--- BEGIN Data shown ---

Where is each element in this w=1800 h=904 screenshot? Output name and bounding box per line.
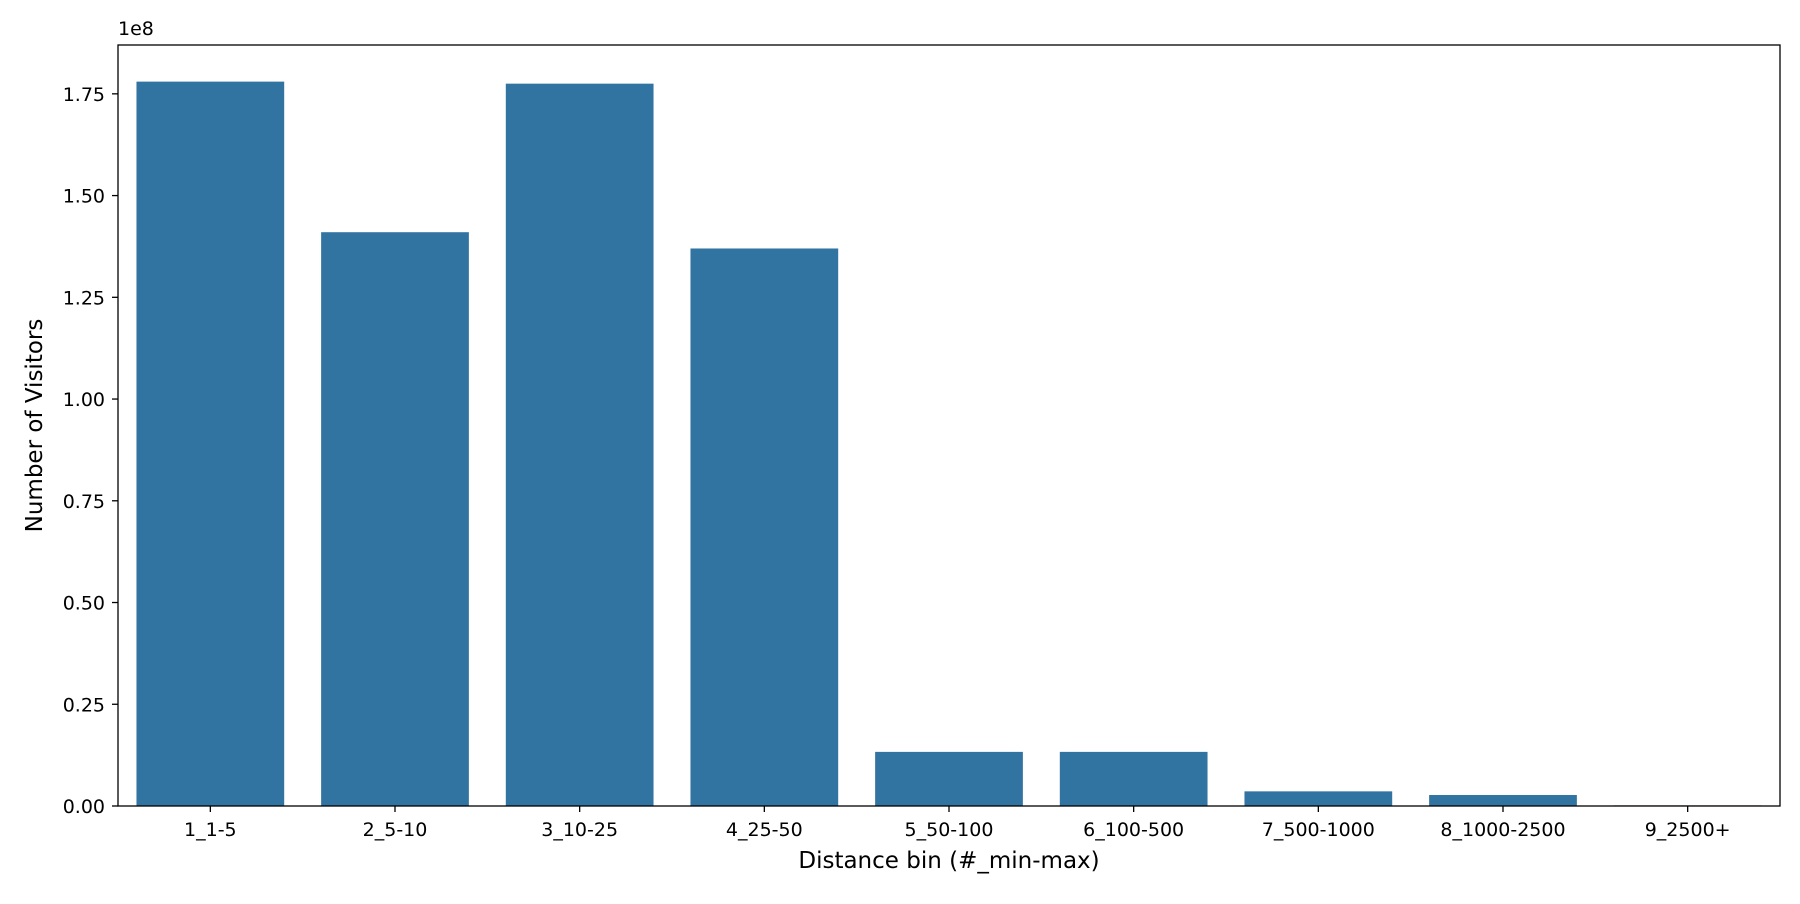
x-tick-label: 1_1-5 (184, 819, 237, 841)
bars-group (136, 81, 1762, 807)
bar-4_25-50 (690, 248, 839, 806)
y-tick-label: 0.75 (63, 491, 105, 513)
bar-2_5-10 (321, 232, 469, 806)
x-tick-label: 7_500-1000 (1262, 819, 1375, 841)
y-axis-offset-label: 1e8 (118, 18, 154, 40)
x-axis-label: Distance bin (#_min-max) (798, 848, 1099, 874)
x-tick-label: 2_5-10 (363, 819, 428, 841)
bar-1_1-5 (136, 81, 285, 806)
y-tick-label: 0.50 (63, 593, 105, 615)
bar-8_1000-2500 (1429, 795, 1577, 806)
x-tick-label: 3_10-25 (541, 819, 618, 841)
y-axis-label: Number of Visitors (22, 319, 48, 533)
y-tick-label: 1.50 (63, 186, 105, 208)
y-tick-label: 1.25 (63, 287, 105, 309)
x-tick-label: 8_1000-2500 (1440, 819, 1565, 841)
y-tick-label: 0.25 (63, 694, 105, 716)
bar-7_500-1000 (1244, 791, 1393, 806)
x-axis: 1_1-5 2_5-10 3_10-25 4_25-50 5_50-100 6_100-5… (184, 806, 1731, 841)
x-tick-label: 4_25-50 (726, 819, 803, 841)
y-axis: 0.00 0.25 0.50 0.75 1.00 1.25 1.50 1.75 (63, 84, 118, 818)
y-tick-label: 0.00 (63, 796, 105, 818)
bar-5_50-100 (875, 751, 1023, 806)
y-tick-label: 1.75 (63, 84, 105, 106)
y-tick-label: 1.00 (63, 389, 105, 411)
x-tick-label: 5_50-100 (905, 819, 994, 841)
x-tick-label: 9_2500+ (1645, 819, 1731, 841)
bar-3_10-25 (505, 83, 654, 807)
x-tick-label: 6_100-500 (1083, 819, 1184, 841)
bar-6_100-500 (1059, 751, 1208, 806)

--- END Data shown ---
--- BEGIN Data shown ---

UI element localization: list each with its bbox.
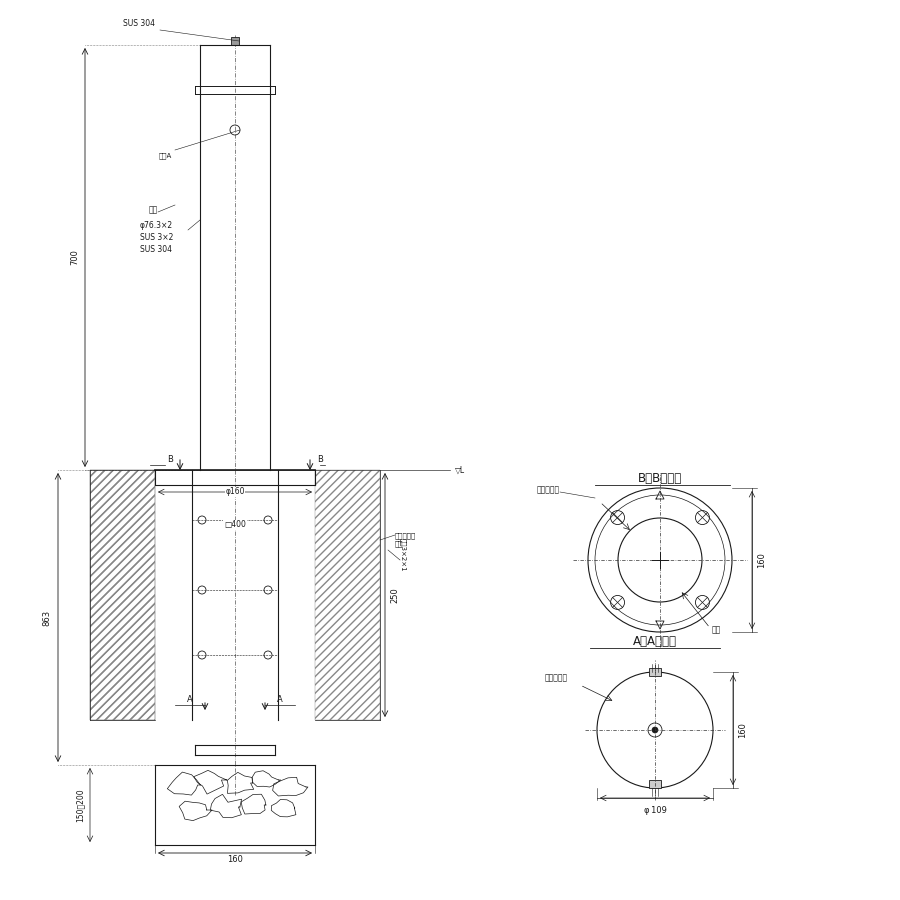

--- END Data shown ---

Copy out the lines of the records word for word, from the line with "Where is each" to the line with "x-tick-label: 7_500-1000 (1262, 819, 1375, 841)", both included, and leave the pictures out of your answer.

Where is each element in this w=1800 h=904 screenshot? Output name and bounding box per line.
x-tick-label: 1_1-5 (184, 819, 237, 841)
bars-group (136, 81, 1762, 807)
bar-4_25-50 (690, 248, 839, 806)
y-tick-label: 0.75 (63, 491, 105, 513)
bar-2_5-10 (321, 232, 469, 806)
x-tick-label: 7_500-1000 (1262, 819, 1375, 841)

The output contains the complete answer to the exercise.